• [Supplied information]:
----------------

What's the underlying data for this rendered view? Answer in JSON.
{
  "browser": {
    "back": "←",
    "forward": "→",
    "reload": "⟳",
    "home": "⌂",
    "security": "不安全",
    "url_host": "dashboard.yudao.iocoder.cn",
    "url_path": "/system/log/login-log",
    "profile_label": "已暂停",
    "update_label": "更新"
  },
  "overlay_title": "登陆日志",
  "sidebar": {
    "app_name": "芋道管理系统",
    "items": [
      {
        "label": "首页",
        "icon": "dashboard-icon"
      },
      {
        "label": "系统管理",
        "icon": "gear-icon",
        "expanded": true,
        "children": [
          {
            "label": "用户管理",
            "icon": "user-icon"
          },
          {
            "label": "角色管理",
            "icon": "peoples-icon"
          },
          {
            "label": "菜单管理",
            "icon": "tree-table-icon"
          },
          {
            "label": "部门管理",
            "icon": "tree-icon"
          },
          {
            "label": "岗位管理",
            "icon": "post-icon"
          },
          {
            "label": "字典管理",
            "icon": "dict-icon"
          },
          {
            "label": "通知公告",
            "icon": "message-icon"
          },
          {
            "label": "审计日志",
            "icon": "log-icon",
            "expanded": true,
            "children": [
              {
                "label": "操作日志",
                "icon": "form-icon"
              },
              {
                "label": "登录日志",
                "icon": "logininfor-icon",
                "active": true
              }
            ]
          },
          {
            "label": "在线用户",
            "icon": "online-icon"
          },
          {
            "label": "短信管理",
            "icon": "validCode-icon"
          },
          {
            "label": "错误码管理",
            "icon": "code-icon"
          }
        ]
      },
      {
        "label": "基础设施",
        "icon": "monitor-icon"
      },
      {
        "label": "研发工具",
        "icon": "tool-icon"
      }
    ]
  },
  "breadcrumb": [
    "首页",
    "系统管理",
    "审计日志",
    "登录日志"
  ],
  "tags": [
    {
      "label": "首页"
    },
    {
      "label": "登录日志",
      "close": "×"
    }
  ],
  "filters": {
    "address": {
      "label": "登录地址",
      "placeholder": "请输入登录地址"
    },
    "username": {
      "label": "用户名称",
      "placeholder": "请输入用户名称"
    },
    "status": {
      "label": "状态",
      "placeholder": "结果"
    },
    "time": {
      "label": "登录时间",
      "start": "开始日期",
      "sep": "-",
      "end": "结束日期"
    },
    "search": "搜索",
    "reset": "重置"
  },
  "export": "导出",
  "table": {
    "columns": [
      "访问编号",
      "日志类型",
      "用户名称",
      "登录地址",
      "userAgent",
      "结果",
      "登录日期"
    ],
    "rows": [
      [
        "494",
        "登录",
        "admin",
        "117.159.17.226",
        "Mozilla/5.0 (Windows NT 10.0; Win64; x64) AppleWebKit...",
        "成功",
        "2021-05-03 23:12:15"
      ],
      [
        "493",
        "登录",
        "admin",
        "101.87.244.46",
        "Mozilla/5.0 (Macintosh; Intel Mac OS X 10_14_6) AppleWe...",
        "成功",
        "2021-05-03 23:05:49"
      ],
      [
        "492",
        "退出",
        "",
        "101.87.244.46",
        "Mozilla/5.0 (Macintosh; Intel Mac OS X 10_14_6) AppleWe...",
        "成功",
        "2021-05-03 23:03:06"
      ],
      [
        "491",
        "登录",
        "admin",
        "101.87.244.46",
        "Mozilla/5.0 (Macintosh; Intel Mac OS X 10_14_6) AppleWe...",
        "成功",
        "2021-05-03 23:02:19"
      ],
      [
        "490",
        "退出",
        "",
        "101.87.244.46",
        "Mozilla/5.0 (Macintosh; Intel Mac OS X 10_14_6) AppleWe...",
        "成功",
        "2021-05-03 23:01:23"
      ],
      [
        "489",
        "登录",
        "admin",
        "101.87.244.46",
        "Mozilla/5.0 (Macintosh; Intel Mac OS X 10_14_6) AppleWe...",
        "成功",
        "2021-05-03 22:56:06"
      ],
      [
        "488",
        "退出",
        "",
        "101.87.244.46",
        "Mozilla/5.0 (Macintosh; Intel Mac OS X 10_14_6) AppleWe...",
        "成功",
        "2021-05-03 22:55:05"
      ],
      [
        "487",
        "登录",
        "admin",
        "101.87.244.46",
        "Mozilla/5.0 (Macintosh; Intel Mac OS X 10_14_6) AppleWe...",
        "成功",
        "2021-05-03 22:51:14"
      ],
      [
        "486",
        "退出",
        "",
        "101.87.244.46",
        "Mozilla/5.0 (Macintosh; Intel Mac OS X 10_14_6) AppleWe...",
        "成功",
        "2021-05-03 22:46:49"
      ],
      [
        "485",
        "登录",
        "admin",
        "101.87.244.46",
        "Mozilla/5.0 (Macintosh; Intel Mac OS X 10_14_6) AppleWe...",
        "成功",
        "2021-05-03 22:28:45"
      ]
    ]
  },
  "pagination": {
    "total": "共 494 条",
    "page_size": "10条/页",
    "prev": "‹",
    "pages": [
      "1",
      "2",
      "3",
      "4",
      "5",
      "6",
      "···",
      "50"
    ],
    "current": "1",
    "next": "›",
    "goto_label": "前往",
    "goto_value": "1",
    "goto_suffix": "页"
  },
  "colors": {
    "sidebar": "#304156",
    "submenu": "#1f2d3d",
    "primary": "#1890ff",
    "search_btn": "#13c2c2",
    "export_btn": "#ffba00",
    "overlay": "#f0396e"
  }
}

----------------

• [Challenge]: Exactly reproduce every line of the records.

• [Task result]:
What's the underlying data for this rendered view? Answer in JSON.
{
  "browser": {
    "back": "←",
    "forward": "→",
    "reload": "⟳",
    "home": "⌂",
    "security": "不安全",
    "url_host": "dashboard.yudao.iocoder.cn",
    "url_path": "/system/log/login-log",
    "profile_label": "已暂停",
    "update_label": "更新"
  },
  "overlay_title": "登陆日志",
  "sidebar": {
    "app_name": "芋道管理系统",
    "items": [
      {
        "label": "首页",
        "icon": "dashboard-icon"
      },
      {
        "label": "系统管理",
        "icon": "gear-icon",
        "expanded": true,
        "children": [
          {
            "label": "用户管理",
            "icon": "user-icon"
          },
          {
            "label": "角色管理",
            "icon": "peoples-icon"
          },
          {
            "label": "菜单管理",
            "icon": "tree-table-icon"
          },
          {
            "label": "部门管理",
            "icon": "tree-icon"
          },
          {
            "label": "岗位管理",
            "icon": "post-icon"
          },
          {
            "label": "字典管理",
            "icon": "dict-icon"
          },
          {
            "label": "通知公告",
            "icon": "message-icon"
          },
          {
            "label": "审计日志",
            "icon": "log-icon",
            "expanded": true,
            "children": [
              {
                "label": "操作日志",
                "icon": "form-icon"
              },
              {
                "label": "登录日志",
                "icon": "logininfor-icon",
                "active": true
              }
            ]
          },
          {
            "label": "在线用户",
            "icon": "online-icon"
          },
          {
            "label": "短信管理",
            "icon": "validCode-icon"
          },
          {
            "label": "错误码管理",
            "icon": "code-icon"
          }
        ]
      },
      {
        "label": "基础设施",
        "icon": "monitor-icon"
      },
      {
        "label": "研发工具",
        "icon": "tool-icon"
      }
    ]
  },
  "breadcrumb": [
    "首页",
    "系统管理",
    "审计日志",
    "登录日志"
  ],
  "tags": [
    {
      "label": "首页"
    },
    {
      "label": "登录日志",
      "close": "×"
    }
  ],
  "filters": {
    "address": {
      "label": "登录地址",
      "placeholder": "请输入登录地址"
    },
    "username": {
      "label": "用户名称",
      "placeholder": "请输入用户名称"
    },
    "status": {
      "label": "状态",
      "placeholder": "结果"
    },
    "time": {
      "label": "登录时间",
      "start": "开始日期",
      "sep": "-",
      "end": "结束日期"
    },
    "search": "搜索",
    "reset": "重置"
  },
  "export": "导出",
  "table": {
    "columns": [
      "访问编号",
      "日志类型",
      "用户名称",
      "登录地址",
      "userAgent",
      "结果",
      "登录日期"
    ],
    "rows": [
      [
        "494",
        "登录",
        "admin",
        "117.159.17.226",
        "Mozilla/5.0 (Windows NT 10.0; Win64; x64) AppleWebKit...",
        "成功",
        "2021-05-03 23:12:15"
      ],
      [
        "493",
        "登录",
        "admin",
        "101.87.244.46",
        "Mozilla/5.0 (Macintosh; Intel Mac OS X 10_14_6) AppleWe...",
        "成功",
        "2021-05-03 23:05:49"
      ],
      [
        "492",
        "退出",
        "",
        "101.87.244.46",
        "Mozilla/5.0 (Macintosh; Intel Mac OS X 10_14_6) AppleWe...",
        "成功",
        "2021-05-03 23:03:06"
      ],
      [
        "491",
        "登录",
        "admin",
        "101.87.244.46",
        "Mozilla/5.0 (Macintosh; Intel Mac OS X 10_14_6) AppleWe...",
        "成功",
        "2021-05-03 23:02:19"
      ],
      [
        "490",
        "退出",
        "",
        "101.87.244.46",
        "Mozilla/5.0 (Macintosh; Intel Mac OS X 10_14_6) AppleWe...",
        "成功",
        "2021-05-03 23:01:23"
      ],
      [
        "489",
        "登录",
        "admin",
        "101.87.244.46",
        "Mozilla/5.0 (Macintosh; Intel Mac OS X 10_14_6) AppleWe...",
        "成功",
        "2021-05-03 22:56:06"
      ],
      [
        "488",
        "退出",
        "",
        "101.87.244.46",
        "Mozilla/5.0 (Macintosh; Intel Mac OS X 10_14_6) AppleWe...",
        "成功",
        "2021-05-03 22:55:05"
      ],
      [
        "487",
        "登录",
        "admin",
        "101.87.244.46",
        "Mozilla/5.0 (Macintosh; Intel Mac OS X 10_14_6) AppleWe...",
        "成功",
        "2021-05-03 22:51:14"
      ],
      [
        "486",
        "退出",
        "",
        "101.87.244.46",
        "Mozilla/5.0 (Macintosh; Intel Mac OS X 10_14_6) AppleWe...",
        "成功",
        "2021-05-03 22:46:49"
      ],
      [
        "485",
        "登录",
        "admin",
        "101.87.244.46",
        "Mozilla/5.0 (Macintosh; Intel Mac OS X 10_14_6) AppleWe...",
        "成功",
        "2021-05-03 22:28:45"
      ]
    ]
  },
  "pagination": {
    "total": "共 494 条",
    "page_size": "10条/页",
    "prev": "‹",
    "pages": [
      "1",
      "2",
      "3",
      "4",
      "5",
      "6",
      "···",
      "50"
    ],
    "current": "1",
    "next": "›",
    "goto_label": "前往",
    "goto_value": "1",
    "goto_suffix": "页"
  },
  "colors": {
    "sidebar": "#304156",
    "submenu": "#1f2d3d",
    "primary": "#1890ff",
    "search_btn": "#13c2c2",
    "export_btn": "#ffba00",
    "overlay": "#f0396e"
  }
}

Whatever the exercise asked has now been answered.